**Directive**
Reproduce every entry below precisely. Pictures are excluded from the copy.

[Stored records]
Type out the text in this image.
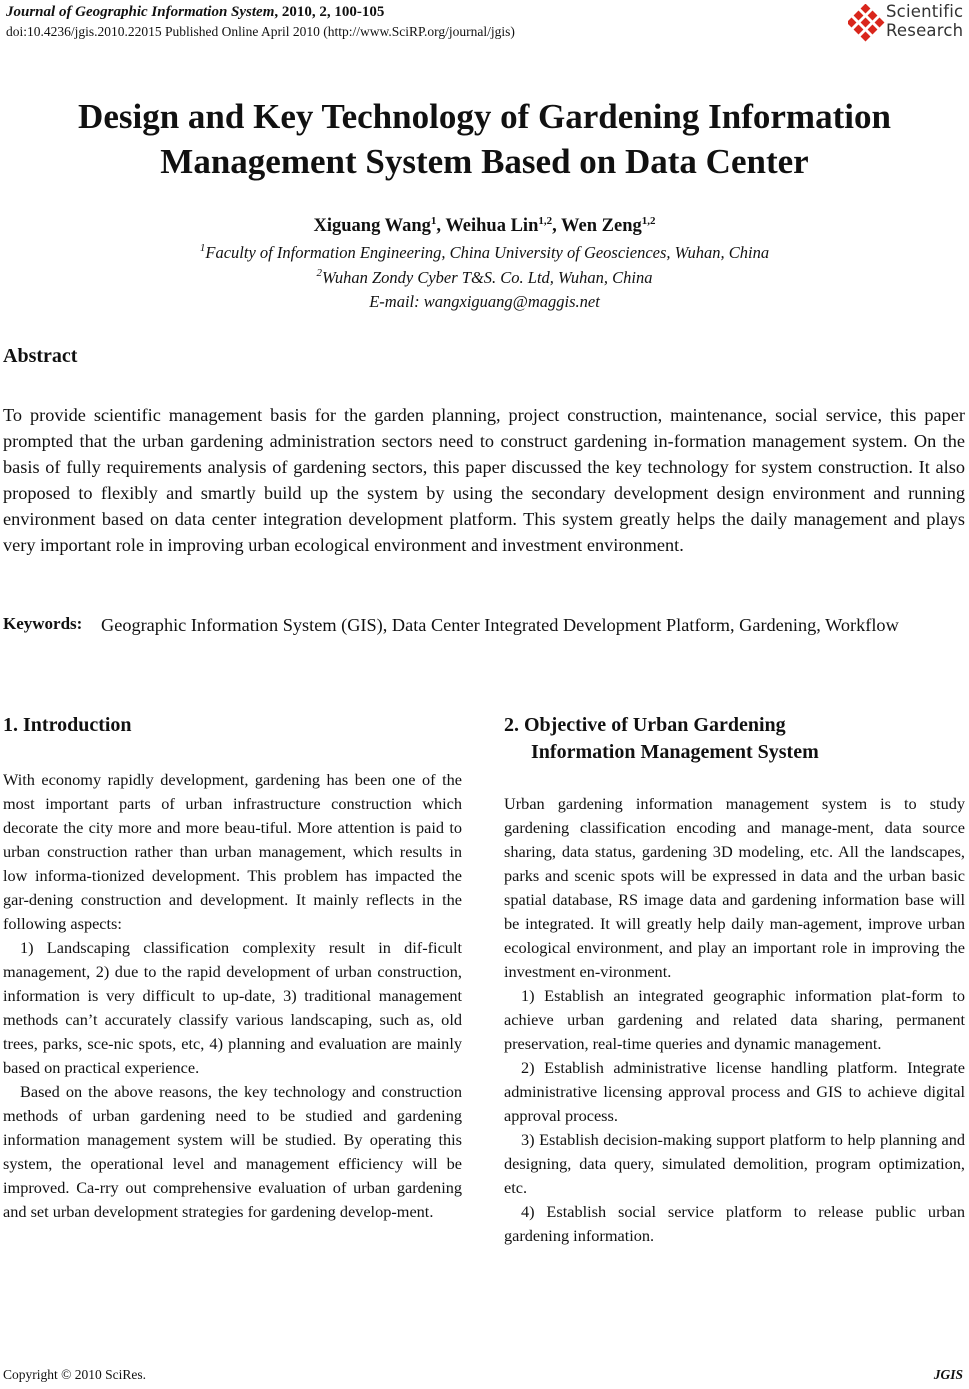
Journal of Geographic Information System, 2010, 2, 100-105
doi:10.4236/jgis.2010.22015 Published Online April 2010 (http://www.SciRP.org/journal/jgis)
Scientific
Research
Design and Key Technology of Gardening Information
Management System Based on Data Center
Xiguang Wang$^1$, Weihua Lin$^{1,2}$, Wen Zeng$^{1,2}$
$^1$Faculty of Information Engineering, China University of Geosciences, Wuhan, China
$^2$Wuhan Zondy Cyber T&S. Co. Ltd, Wuhan, China
E-mail: wangxiguang@maggis.net
Abstract
To provide scientific management basis for the garden planning, project construction, maintenance, social service, this paper prompted that the urban gardening administration sectors need to construct gardening in-formation management system. On the basis of fully requirements analysis of gardening sectors, this paper discussed the key technology for system construction. It also proposed to flexibly and smartly build up the system by using the secondary development design environment and running environment based on data center integration development platform. This system greatly helps the daily management and plays very important role in improving urban ecological environment and investment environment.
Keywords: Geographic Information System (GIS), Data Center Integrated Development Platform, Gardening, Workflow
1. Introduction

With economy rapidly development, gardening has been one of the most important parts of urban infrastructure construction which decorate the city more and more beau-tiful. More attention is paid to urban construction rather than urban management, which results in low informa-tionized development. This problem has impacted the gar-dening construction and development. It mainly reflects in the following aspects:

1) Landscaping classification complexity result in dif-ficult management, 2) due to the rapid development of urban construction, information is very difficult to up-date, 3) traditional management methods can’t accurately classify various landscaping, such as, old trees, parks, sce-nic spots, etc, 4) planning and evaluation are mainly based on practical experience.

Based on the above reasons, the key technology and construction methods of urban gardening need to be studied and gardening information management system will be studied. By operating this system, the operational level and management efficiency will be improved. Ca-rry out comprehensive evaluation of urban gardening and set urban development strategies for gardening develop-ment.

2. Objective of Urban Gardening
Information Management System

Urban gardening information management system is to study gardening classification encoding and manage-ment, data source sharing, data status, gardening 3D modeling, etc. All the landscapes, parks and scenic spots will be expressed in data and the urban basic spatial database, RS image data and gardening information base will be integrated. It will greatly help daily man-agement, improve urban ecological environment, and play an important role in improving the investment en-vironment.

1) Establish an integrated geographic information plat-form to achieve urban gardening and related data sharing, permanent preservation, real-time queries and dynamic management.

2) Establish administrative license handling platform. Integrate administrative licensing approval process and GIS to achieve digital approval process.

3) Establish decision-making support platform to help planning and designing, data query, simulated demolition, program optimization, etc.

4) Establish social service platform to release public urban gardening information.

Copyright © 2010 SciRes.	JGIS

**Output below**
Type out the text in this image.
Journal of Geographic Information System, 2010, 2, 100-105
doi:10.4236/jgis.2010.22015 Published Online April 2010 (http://www.SciRP.org/journal/jgis)
Scientific
Research
Design and Key Technology of Gardening Information
Management System Based on Data Center
Xiguang Wang$^1$, Weihua Lin$^{1,2}$, Wen Zeng$^{1,2}$
$^1$Faculty of Information Engineering, China University of Geosciences, Wuhan, China
$^2$Wuhan Zondy Cyber T&S. Co. Ltd, Wuhan, China
E-mail: wangxiguang@maggis.net
Abstract
To provide scientific management basis for the garden planning, project construction, maintenance, social service, this paper prompted that the urban gardening administration sectors need to construct gardening in-formation management system. On the basis of fully requirements analysis of gardening sectors, this paper discussed the key technology for system construction. It also proposed to flexibly and smartly build up the system by using the secondary development design environment and running environment based on data center integration development platform. This system greatly helps the daily management and plays very important role in improving urban ecological environment and investment environment.
Keywords: Geographic Information System (GIS), Data Center Integrated Development Platform, Gardening, Workflow
1. Introduction

With economy rapidly development, gardening has been one of the most important parts of urban infrastructure construction which decorate the city more and more beau-tiful. More attention is paid to urban construction rather than urban management, which results in low informa-tionized development. This problem has impacted the gar-dening construction and development. It mainly reflects in the following aspects:

1) Landscaping classification complexity result in dif-ficult management, 2) due to the rapid development of urban construction, information is very difficult to up-date, 3) traditional management methods can’t accurately classify various landscaping, such as, old trees, parks, sce-nic spots, etc, 4) planning and evaluation are mainly based on practical experience.

Based on the above reasons, the key technology and construction methods of urban gardening need to be studied and gardening information management system will be studied. By operating this system, the operational level and management efficiency will be improved. Ca-rry out comprehensive evaluation of urban gardening and set urban development strategies for gardening develop-ment.

2. Objective of Urban Gardening
Information Management System

Urban gardening information management system is to study gardening classification encoding and manage-ment, data source sharing, data status, gardening 3D modeling, etc. All the landscapes, parks and scenic spots will be expressed in data and the urban basic spatial database, RS image data and gardening information base will be integrated. It will greatly help daily man-agement, improve urban ecological environment, and play an important role in improving the investment en-vironment.

1) Establish an integrated geographic information plat-form to achieve urban gardening and related data sharing, permanent preservation, real-time queries and dynamic management.

2) Establish administrative license handling platform. Integrate administrative licensing approval process and GIS to achieve digital approval process.

3) Establish decision-making support platform to help planning and designing, data query, simulated demolition, program optimization, etc.

4) Establish social service platform to release public urban gardening information.

Copyright © 2010 SciRes.	JGIS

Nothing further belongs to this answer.